[Extracted data entries]
----------------

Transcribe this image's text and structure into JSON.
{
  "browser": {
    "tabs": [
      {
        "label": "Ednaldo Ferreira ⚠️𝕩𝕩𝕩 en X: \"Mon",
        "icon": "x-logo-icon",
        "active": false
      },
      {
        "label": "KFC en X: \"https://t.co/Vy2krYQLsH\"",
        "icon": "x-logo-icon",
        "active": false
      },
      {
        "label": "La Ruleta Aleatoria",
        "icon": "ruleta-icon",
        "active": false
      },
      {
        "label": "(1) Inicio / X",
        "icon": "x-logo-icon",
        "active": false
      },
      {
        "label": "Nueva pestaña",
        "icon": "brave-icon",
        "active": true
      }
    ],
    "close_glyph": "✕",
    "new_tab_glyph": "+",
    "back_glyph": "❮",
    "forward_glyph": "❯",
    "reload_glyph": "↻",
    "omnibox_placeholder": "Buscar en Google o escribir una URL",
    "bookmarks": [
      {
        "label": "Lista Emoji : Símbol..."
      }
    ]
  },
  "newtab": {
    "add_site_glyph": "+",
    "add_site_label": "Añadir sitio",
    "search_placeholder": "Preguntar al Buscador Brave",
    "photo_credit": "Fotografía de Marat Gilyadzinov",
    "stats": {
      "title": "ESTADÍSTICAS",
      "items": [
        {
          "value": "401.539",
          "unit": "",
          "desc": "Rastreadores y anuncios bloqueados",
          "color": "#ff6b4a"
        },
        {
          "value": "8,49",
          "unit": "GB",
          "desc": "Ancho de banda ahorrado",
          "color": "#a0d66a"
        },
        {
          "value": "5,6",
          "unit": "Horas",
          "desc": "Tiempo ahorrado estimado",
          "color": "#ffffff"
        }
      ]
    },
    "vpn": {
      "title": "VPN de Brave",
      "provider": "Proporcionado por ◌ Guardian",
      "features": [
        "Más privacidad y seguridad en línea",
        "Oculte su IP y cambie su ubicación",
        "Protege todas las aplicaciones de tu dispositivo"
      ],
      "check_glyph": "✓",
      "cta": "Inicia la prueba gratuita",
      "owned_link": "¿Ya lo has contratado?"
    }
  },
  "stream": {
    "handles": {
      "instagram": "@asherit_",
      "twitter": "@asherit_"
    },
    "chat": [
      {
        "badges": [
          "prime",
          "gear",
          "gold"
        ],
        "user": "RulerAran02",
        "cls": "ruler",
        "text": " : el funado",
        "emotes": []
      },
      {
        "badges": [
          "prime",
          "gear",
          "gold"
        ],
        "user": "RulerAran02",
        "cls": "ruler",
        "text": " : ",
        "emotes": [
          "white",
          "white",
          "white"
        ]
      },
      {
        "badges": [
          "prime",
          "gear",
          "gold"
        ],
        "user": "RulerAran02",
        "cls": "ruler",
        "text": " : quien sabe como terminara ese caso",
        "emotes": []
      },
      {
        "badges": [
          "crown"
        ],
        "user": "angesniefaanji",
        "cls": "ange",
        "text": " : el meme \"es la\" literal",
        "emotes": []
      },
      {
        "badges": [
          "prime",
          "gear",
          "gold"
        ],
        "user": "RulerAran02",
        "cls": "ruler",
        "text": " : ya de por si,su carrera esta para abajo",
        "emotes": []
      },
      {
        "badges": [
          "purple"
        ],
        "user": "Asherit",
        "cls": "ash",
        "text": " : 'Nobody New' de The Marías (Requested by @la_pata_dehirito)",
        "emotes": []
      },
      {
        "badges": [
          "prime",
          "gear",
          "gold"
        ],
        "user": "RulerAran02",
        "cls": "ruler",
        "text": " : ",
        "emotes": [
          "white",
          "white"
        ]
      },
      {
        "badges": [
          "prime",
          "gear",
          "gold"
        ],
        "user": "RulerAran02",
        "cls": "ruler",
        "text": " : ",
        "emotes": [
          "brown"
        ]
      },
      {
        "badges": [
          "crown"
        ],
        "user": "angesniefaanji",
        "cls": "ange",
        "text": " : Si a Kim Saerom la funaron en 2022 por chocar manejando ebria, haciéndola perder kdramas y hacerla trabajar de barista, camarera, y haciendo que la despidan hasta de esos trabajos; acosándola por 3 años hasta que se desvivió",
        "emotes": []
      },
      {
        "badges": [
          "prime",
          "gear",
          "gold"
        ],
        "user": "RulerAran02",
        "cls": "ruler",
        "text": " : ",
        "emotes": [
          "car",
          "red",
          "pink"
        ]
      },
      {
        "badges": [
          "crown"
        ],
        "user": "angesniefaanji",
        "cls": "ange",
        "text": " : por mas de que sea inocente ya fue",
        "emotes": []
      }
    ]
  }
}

----------------

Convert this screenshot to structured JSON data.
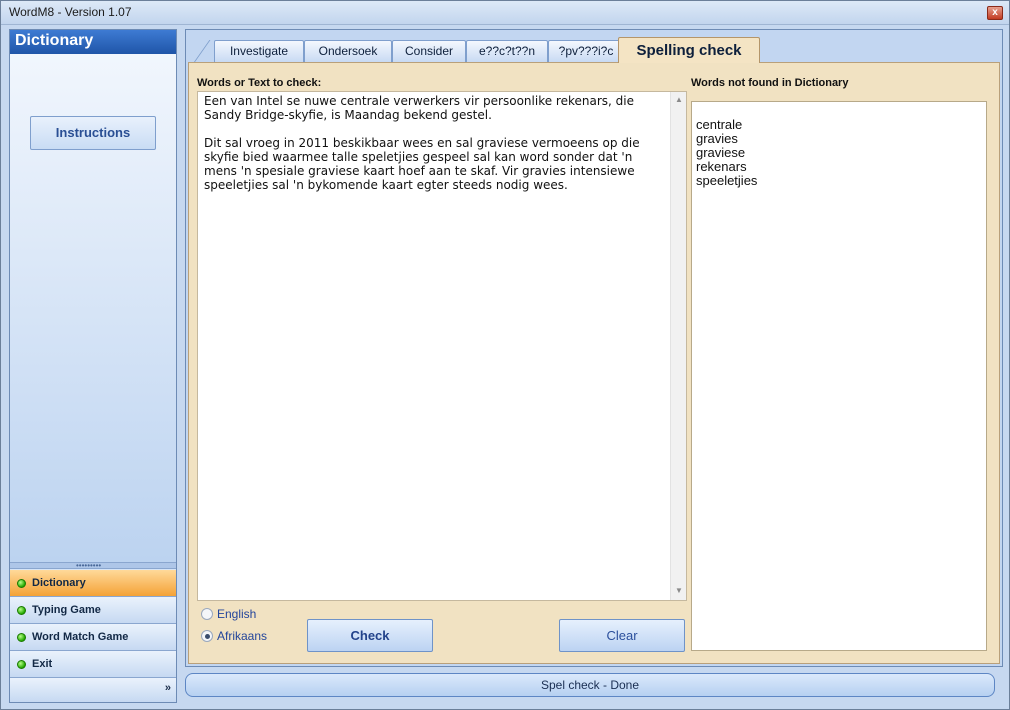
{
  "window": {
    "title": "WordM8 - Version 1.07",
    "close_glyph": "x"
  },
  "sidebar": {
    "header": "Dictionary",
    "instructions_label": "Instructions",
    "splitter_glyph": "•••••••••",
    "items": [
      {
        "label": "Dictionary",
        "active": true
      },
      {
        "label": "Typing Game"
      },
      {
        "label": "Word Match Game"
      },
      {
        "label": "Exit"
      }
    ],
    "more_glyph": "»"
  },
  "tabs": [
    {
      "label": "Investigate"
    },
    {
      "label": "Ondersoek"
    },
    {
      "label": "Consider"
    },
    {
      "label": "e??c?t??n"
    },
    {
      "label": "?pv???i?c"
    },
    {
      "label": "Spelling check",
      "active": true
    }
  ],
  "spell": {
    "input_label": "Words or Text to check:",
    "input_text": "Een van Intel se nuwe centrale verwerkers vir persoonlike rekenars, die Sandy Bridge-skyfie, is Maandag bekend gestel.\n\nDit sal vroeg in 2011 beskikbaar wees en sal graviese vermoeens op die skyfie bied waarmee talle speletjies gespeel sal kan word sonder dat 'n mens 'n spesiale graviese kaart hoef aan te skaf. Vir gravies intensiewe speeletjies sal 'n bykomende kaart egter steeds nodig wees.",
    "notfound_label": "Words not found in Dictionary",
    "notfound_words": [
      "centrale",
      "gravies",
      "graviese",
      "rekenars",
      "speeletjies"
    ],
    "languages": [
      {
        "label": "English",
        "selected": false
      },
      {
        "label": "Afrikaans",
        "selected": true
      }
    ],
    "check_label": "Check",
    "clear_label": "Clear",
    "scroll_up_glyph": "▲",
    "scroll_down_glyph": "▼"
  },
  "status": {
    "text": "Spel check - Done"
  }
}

----------------

Of the lines above, how many include the word "JSON"? Reply with the number only.

ANSWER TO THIS TASK:
2